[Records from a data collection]
☆ ☆ ☆ ☆ ☆

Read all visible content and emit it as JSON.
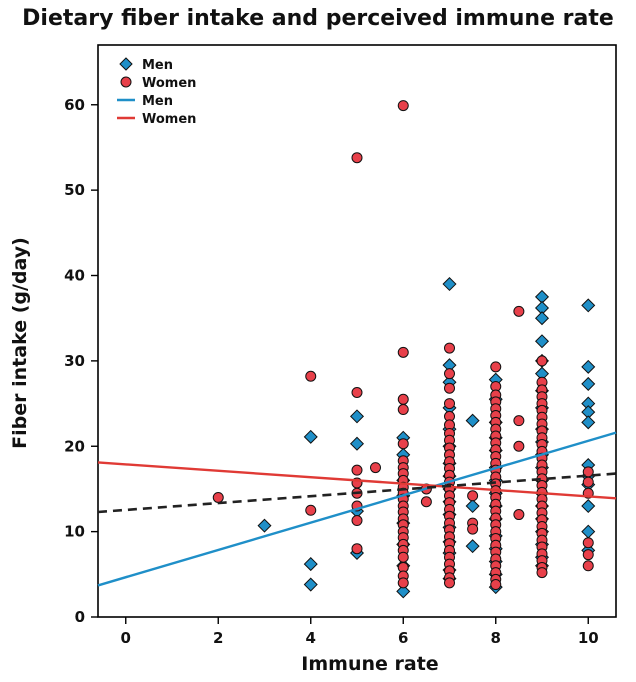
{
  "chart_data": {
    "type": "scatter",
    "title": "Dietary fiber intake and perceived immune rate",
    "xlabel": "Immune rate",
    "ylabel": "Fiber intake (g/day)",
    "xlim": [
      -0.6,
      10.6
    ],
    "ylim": [
      0,
      67
    ],
    "xticks": [
      0,
      2,
      4,
      6,
      8,
      10
    ],
    "yticks": [
      0,
      10,
      20,
      30,
      40,
      50,
      60
    ],
    "grid": false,
    "legend_position": "top-left",
    "series": [
      {
        "name": "Men",
        "kind": "points",
        "marker": "diamond",
        "color": "#1f8fc8",
        "points": [
          [
            3,
            10.7
          ],
          [
            4,
            21.1
          ],
          [
            4,
            6.2
          ],
          [
            4,
            3.8
          ],
          [
            5,
            23.5
          ],
          [
            5,
            20.3
          ],
          [
            5,
            12.4
          ],
          [
            5,
            7.5
          ],
          [
            6,
            21.0
          ],
          [
            6,
            19.0
          ],
          [
            6,
            16.0
          ],
          [
            6,
            14.2
          ],
          [
            6,
            11.0
          ],
          [
            6,
            8.5
          ],
          [
            6,
            6.0
          ],
          [
            6,
            3.0
          ],
          [
            7,
            39.0
          ],
          [
            7,
            29.5
          ],
          [
            7,
            27.5
          ],
          [
            7,
            24.5
          ],
          [
            7,
            22.0
          ],
          [
            7,
            20.0
          ],
          [
            7,
            18.0
          ],
          [
            7,
            16.5
          ],
          [
            7,
            15.0
          ],
          [
            7,
            13.5
          ],
          [
            7,
            12.0
          ],
          [
            7,
            10.5
          ],
          [
            7,
            8.8
          ],
          [
            7,
            7.5
          ],
          [
            7,
            5.5
          ],
          [
            7,
            4.5
          ],
          [
            7.5,
            23.0
          ],
          [
            7.5,
            13.0
          ],
          [
            7.5,
            8.3
          ],
          [
            8,
            27.8
          ],
          [
            8,
            25.5
          ],
          [
            8,
            22.8
          ],
          [
            8,
            21.0
          ],
          [
            8,
            19.5
          ],
          [
            8,
            17.5
          ],
          [
            8,
            16.0
          ],
          [
            8,
            14.5
          ],
          [
            8,
            13.0
          ],
          [
            8,
            11.5
          ],
          [
            8,
            9.5
          ],
          [
            8,
            8.0
          ],
          [
            8,
            6.5
          ],
          [
            8,
            5.0
          ],
          [
            8,
            3.5
          ],
          [
            9,
            37.5
          ],
          [
            9,
            36.2
          ],
          [
            9,
            35.0
          ],
          [
            9,
            32.3
          ],
          [
            9,
            30.0
          ],
          [
            9,
            28.5
          ],
          [
            9,
            26.5
          ],
          [
            9,
            24.5
          ],
          [
            9,
            22.0
          ],
          [
            9,
            20.5
          ],
          [
            9,
            19.0
          ],
          [
            9,
            17.5
          ],
          [
            9,
            16.0
          ],
          [
            9,
            14.5
          ],
          [
            9,
            13.0
          ],
          [
            9,
            11.5
          ],
          [
            9,
            10.0
          ],
          [
            9,
            8.5
          ],
          [
            9,
            7.0
          ],
          [
            9,
            6.0
          ],
          [
            10,
            36.5
          ],
          [
            10,
            29.3
          ],
          [
            10,
            27.3
          ],
          [
            10,
            25.0
          ],
          [
            10,
            24.0
          ],
          [
            10,
            22.8
          ],
          [
            10,
            17.8
          ],
          [
            10,
            16.5
          ],
          [
            10,
            15.5
          ],
          [
            10,
            13.0
          ],
          [
            10,
            10.0
          ],
          [
            10,
            7.8
          ]
        ]
      },
      {
        "name": "Women",
        "kind": "points",
        "marker": "circle",
        "color": "#e8404a",
        "points": [
          [
            2,
            14.0
          ],
          [
            4,
            28.2
          ],
          [
            4,
            12.5
          ],
          [
            5,
            53.8
          ],
          [
            5,
            26.3
          ],
          [
            5,
            17.2
          ],
          [
            5,
            15.7
          ],
          [
            5,
            14.5
          ],
          [
            5,
            13.0
          ],
          [
            5,
            11.3
          ],
          [
            5,
            8.0
          ],
          [
            5.4,
            17.5
          ],
          [
            6,
            59.9
          ],
          [
            6,
            31.0
          ],
          [
            6,
            25.5
          ],
          [
            6,
            24.3
          ],
          [
            6,
            20.3
          ],
          [
            6,
            18.3
          ],
          [
            6,
            17.5
          ],
          [
            6,
            16.8
          ],
          [
            6,
            16.0
          ],
          [
            6,
            15.2
          ],
          [
            6,
            14.5
          ],
          [
            6,
            13.8
          ],
          [
            6,
            13.0
          ],
          [
            6,
            12.3
          ],
          [
            6,
            11.5
          ],
          [
            6,
            10.8
          ],
          [
            6,
            10.0
          ],
          [
            6,
            9.3
          ],
          [
            6,
            8.5
          ],
          [
            6,
            7.8
          ],
          [
            6,
            7.0
          ],
          [
            6,
            5.8
          ],
          [
            6,
            4.8
          ],
          [
            6,
            4.0
          ],
          [
            6.5,
            15.0
          ],
          [
            6.5,
            13.5
          ],
          [
            7,
            31.5
          ],
          [
            7,
            28.5
          ],
          [
            7,
            26.8
          ],
          [
            7,
            25.0
          ],
          [
            7,
            23.5
          ],
          [
            7,
            22.5
          ],
          [
            7,
            21.5
          ],
          [
            7,
            20.7
          ],
          [
            7,
            19.8
          ],
          [
            7,
            19.0
          ],
          [
            7,
            18.2
          ],
          [
            7,
            17.4
          ],
          [
            7,
            16.6
          ],
          [
            7,
            15.8
          ],
          [
            7,
            15.0
          ],
          [
            7,
            14.2
          ],
          [
            7,
            13.4
          ],
          [
            7,
            12.6
          ],
          [
            7,
            11.8
          ],
          [
            7,
            11.0
          ],
          [
            7,
            10.2
          ],
          [
            7,
            9.4
          ],
          [
            7,
            8.6
          ],
          [
            7,
            7.8
          ],
          [
            7,
            7.0
          ],
          [
            7,
            6.2
          ],
          [
            7,
            5.4
          ],
          [
            7,
            4.6
          ],
          [
            7,
            4.0
          ],
          [
            7.5,
            14.2
          ],
          [
            7.5,
            11.0
          ],
          [
            7.5,
            10.3
          ],
          [
            8,
            29.3
          ],
          [
            8,
            27.0
          ],
          [
            8,
            26.0
          ],
          [
            8,
            25.2
          ],
          [
            8,
            24.4
          ],
          [
            8,
            23.6
          ],
          [
            8,
            22.8
          ],
          [
            8,
            22.0
          ],
          [
            8,
            21.2
          ],
          [
            8,
            20.4
          ],
          [
            8,
            19.6
          ],
          [
            8,
            18.8
          ],
          [
            8,
            18.0
          ],
          [
            8,
            17.2
          ],
          [
            8,
            16.4
          ],
          [
            8,
            15.6
          ],
          [
            8,
            14.8
          ],
          [
            8,
            14.0
          ],
          [
            8,
            13.2
          ],
          [
            8,
            12.4
          ],
          [
            8,
            11.6
          ],
          [
            8,
            10.8
          ],
          [
            8,
            10.0
          ],
          [
            8,
            9.2
          ],
          [
            8,
            8.4
          ],
          [
            8,
            7.6
          ],
          [
            8,
            6.8
          ],
          [
            8,
            6.0
          ],
          [
            8,
            5.2
          ],
          [
            8,
            4.4
          ],
          [
            8,
            3.8
          ],
          [
            8.5,
            35.8
          ],
          [
            8.5,
            23.0
          ],
          [
            8.5,
            20.0
          ],
          [
            8.5,
            12.0
          ],
          [
            9,
            30.0
          ],
          [
            9,
            27.5
          ],
          [
            9,
            26.6
          ],
          [
            9,
            25.8
          ],
          [
            9,
            25.0
          ],
          [
            9,
            24.2
          ],
          [
            9,
            23.4
          ],
          [
            9,
            22.6
          ],
          [
            9,
            21.8
          ],
          [
            9,
            21.0
          ],
          [
            9,
            20.2
          ],
          [
            9,
            19.4
          ],
          [
            9,
            18.6
          ],
          [
            9,
            17.8
          ],
          [
            9,
            17.0
          ],
          [
            9,
            16.2
          ],
          [
            9,
            15.4
          ],
          [
            9,
            14.6
          ],
          [
            9,
            13.8
          ],
          [
            9,
            13.0
          ],
          [
            9,
            12.2
          ],
          [
            9,
            11.4
          ],
          [
            9,
            10.6
          ],
          [
            9,
            9.8
          ],
          [
            9,
            9.0
          ],
          [
            9,
            8.2
          ],
          [
            9,
            7.4
          ],
          [
            9,
            6.6
          ],
          [
            9,
            5.8
          ],
          [
            9,
            5.2
          ],
          [
            10,
            17.0
          ],
          [
            10,
            15.8
          ],
          [
            10,
            14.5
          ],
          [
            10,
            8.7
          ],
          [
            10,
            7.3
          ],
          [
            10,
            6.0
          ]
        ]
      },
      {
        "name": "Men",
        "kind": "line",
        "style": "solid",
        "color": "#1f8fc8",
        "points": [
          [
            -0.6,
            3.7
          ],
          [
            10.6,
            21.6
          ]
        ]
      },
      {
        "name": "Women",
        "kind": "line",
        "style": "solid",
        "color": "#e03a35",
        "points": [
          [
            -0.6,
            18.1
          ],
          [
            10.6,
            13.9
          ]
        ]
      },
      {
        "kind": "line",
        "style": "dashed",
        "color": "#222222",
        "points": [
          [
            -0.6,
            12.3
          ],
          [
            10.6,
            16.8
          ]
        ]
      }
    ]
  }
}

☆ ☆ ☆ ☆ ☆

STATED TASK:
For each line of the entries that includes "intake", show that line.

SOLUTION BELOW:
    "title": "Dietary fiber intake and perceived immune rate",
    "ylabel": "Fiber intake (g/day)",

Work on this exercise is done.